#### TEXT TO READ
* Start *
Posted by erikamitchell almost 7 years ago

10-22-17. Brookside Drive, Bridgewater, NJ. 1.0 mile today, 142 miles total.
Categories: birds, fruit, flowering, unintentional plants
Looking for a place with "B" gave me the opposite problem from yesterday; this time there were too many choices. But I spent long enough dithering that I needed to choose something nearby and went for a "double" B, basically on the other side of the block on which I live. It's a very narrow road with no shoulder, and just past where a trail connects with the road, so in all the years I've lived here I've never actually walked this little bit. The big surprise was Akebia quinata, all over both sides of the road for about 100 feet. Only the fourth time I've ever found it in NJ. I think it's very pretty, though so very invasive.

For once I found more vertebrates than invertebrates, I guess it really is moving on toward winter (though we've not yet had our first frost).

I still get flummoxed by persimmon leaves. This summer I've learned to check the bark, which is very like flowering dogwood. Flowers and fruit make them a whole lot easier. The lot where I found the persimmon last week has tons of red maple, with several shades of yellow-leaved trees in front, and just today it all started to turn. One of my favorite sights.

Posted by srall almost 7 years ago

10-22-2017 - 2.25 miles, 114 total. We all still have this cold, so haven't been too energetic lately. Yesterday was mostly a yardwork day but got most of the remaining wood stacked. Today we went on a walk on the funny part of the long trail in Bolton Flats. Checked out the neat new-ish foot bridge. The best things we saw were the bridge and sweeping vies of both sides of the mountains, where there was past-peak but still good foliage. (Just a few miles east it's all but done). However, it was neat to see a stand of bitternut hickory, edge of its range, and was very vibrant yellow color. Also found a burr oak but it may have been planted. Looped up and around by Bolton Notch too. The sugar maples there are prettier than ours were. Basically anywhere else had better foliage than Montpelier this year.
* End *
#### PROBLEMS TO WORK ON
a: In the walking log, rewrite the part that opens with the words "Posted by erikamitchell" and closes with "so very invasive.", renaming "road" to "street" at each occurrence.
b: Answer these questions from the walking log.
(i) What plant covered both sides of the road for about 100 feet on Brookside Drive?
(ii) What tree's bark is persimmon bark said to be very like?
(iii) How many miles did srall walk on 10-22-2017?

#### RECORDS PROVIDED
* Start *
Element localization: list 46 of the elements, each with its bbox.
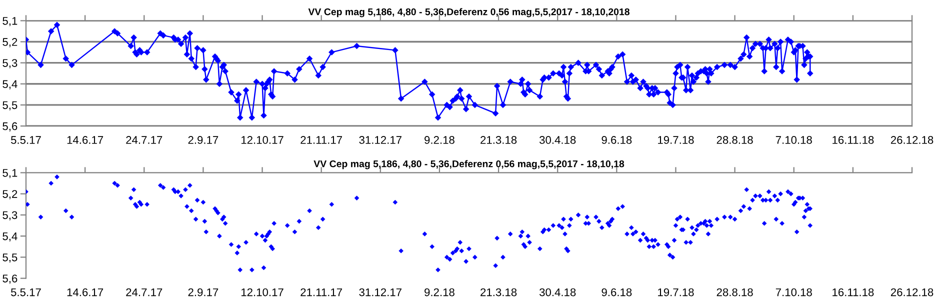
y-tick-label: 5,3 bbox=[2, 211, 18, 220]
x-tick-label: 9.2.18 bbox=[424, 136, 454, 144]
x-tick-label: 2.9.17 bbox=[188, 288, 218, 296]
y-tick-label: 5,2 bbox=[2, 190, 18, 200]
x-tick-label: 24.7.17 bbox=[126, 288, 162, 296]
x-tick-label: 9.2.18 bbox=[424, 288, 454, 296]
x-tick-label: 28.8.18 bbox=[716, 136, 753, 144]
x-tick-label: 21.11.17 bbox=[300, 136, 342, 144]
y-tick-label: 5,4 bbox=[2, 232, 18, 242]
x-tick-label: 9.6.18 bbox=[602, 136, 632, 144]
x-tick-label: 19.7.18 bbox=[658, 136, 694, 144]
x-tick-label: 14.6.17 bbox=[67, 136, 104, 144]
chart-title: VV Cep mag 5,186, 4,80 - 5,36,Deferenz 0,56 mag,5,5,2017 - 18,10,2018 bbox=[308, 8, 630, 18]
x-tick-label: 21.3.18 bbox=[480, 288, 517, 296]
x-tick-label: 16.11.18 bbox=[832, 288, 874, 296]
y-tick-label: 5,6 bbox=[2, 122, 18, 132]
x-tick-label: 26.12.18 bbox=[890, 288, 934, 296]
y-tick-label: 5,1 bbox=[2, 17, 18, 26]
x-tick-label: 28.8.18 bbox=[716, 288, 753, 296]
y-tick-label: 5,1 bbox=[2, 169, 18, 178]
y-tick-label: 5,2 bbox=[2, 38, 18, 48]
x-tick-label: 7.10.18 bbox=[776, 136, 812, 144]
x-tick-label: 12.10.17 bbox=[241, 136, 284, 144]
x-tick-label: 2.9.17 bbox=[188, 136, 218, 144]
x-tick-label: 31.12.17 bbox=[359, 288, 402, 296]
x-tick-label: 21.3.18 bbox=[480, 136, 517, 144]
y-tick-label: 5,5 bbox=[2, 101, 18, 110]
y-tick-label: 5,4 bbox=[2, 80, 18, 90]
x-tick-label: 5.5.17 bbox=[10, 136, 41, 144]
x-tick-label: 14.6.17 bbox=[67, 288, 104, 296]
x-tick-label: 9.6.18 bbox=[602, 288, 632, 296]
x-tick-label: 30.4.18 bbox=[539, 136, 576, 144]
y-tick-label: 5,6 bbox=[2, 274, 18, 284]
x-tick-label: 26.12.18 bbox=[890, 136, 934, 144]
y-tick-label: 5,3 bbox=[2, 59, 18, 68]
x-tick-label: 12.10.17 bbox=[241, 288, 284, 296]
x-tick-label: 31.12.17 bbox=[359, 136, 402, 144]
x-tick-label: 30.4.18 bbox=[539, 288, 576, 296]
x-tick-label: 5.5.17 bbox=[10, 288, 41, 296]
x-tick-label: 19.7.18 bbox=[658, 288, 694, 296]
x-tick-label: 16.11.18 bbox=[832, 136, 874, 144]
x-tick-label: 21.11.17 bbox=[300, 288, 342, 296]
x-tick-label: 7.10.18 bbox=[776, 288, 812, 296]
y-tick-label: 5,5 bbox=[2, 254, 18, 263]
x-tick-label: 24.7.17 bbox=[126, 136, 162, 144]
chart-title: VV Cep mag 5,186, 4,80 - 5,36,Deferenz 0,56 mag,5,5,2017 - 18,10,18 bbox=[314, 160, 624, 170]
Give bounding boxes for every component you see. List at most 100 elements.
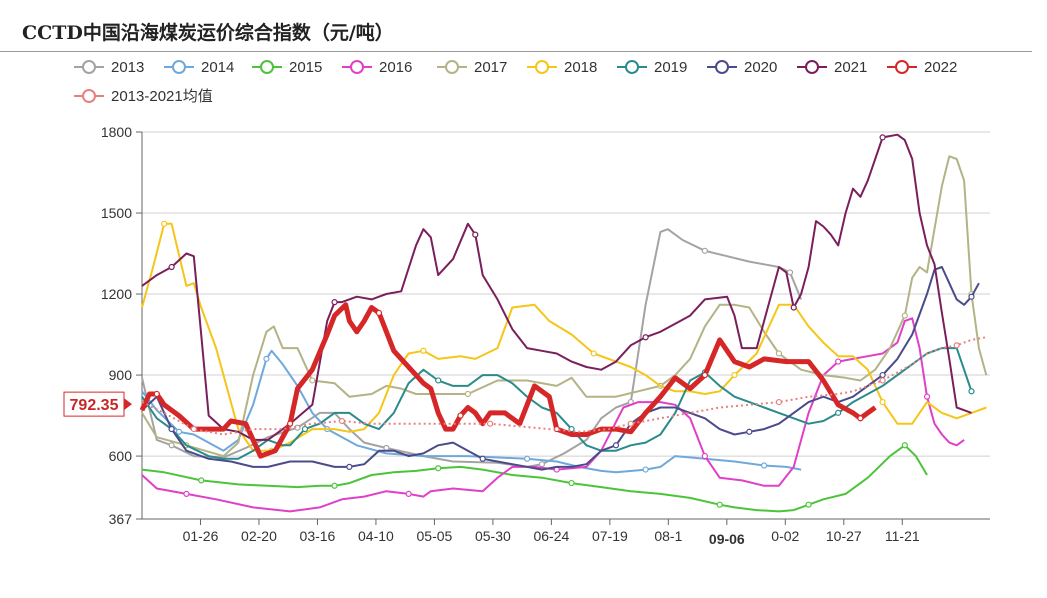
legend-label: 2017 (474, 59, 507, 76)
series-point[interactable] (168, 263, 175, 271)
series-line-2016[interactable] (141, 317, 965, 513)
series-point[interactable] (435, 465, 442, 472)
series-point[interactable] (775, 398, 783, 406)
* End *
#### SOLUTIONS PER TASK
a:
Posted by erikamitchell almost 7 years ago

10-22-17. Brookside Drive, Bridgewater, NJ. 1.0 mile today, 142 miles total.
Categories: birds, fruit, flowering, unintentional plants
Looking for a place with "B" gave me the opposite problem from yesterday; this time there were too many choices. But I spent long enough dithering that I needed to choose something nearby and went for a "double" B, basically on the other side of the block on which I live. It's a very narrow street with no shoulder, and just past where a trail connects with the street, so in all the years I've lived here I've never actually walked this little bit. The big surprise was Akebia quinata, all over both sides of the street for about 100 feet. Only the fourth time I've ever found it in NJ. I think it's very pretty, though so very invasive.

b:
(i) Akebia quinata
(ii) Flowering dogwood
(iii) 2.25 miles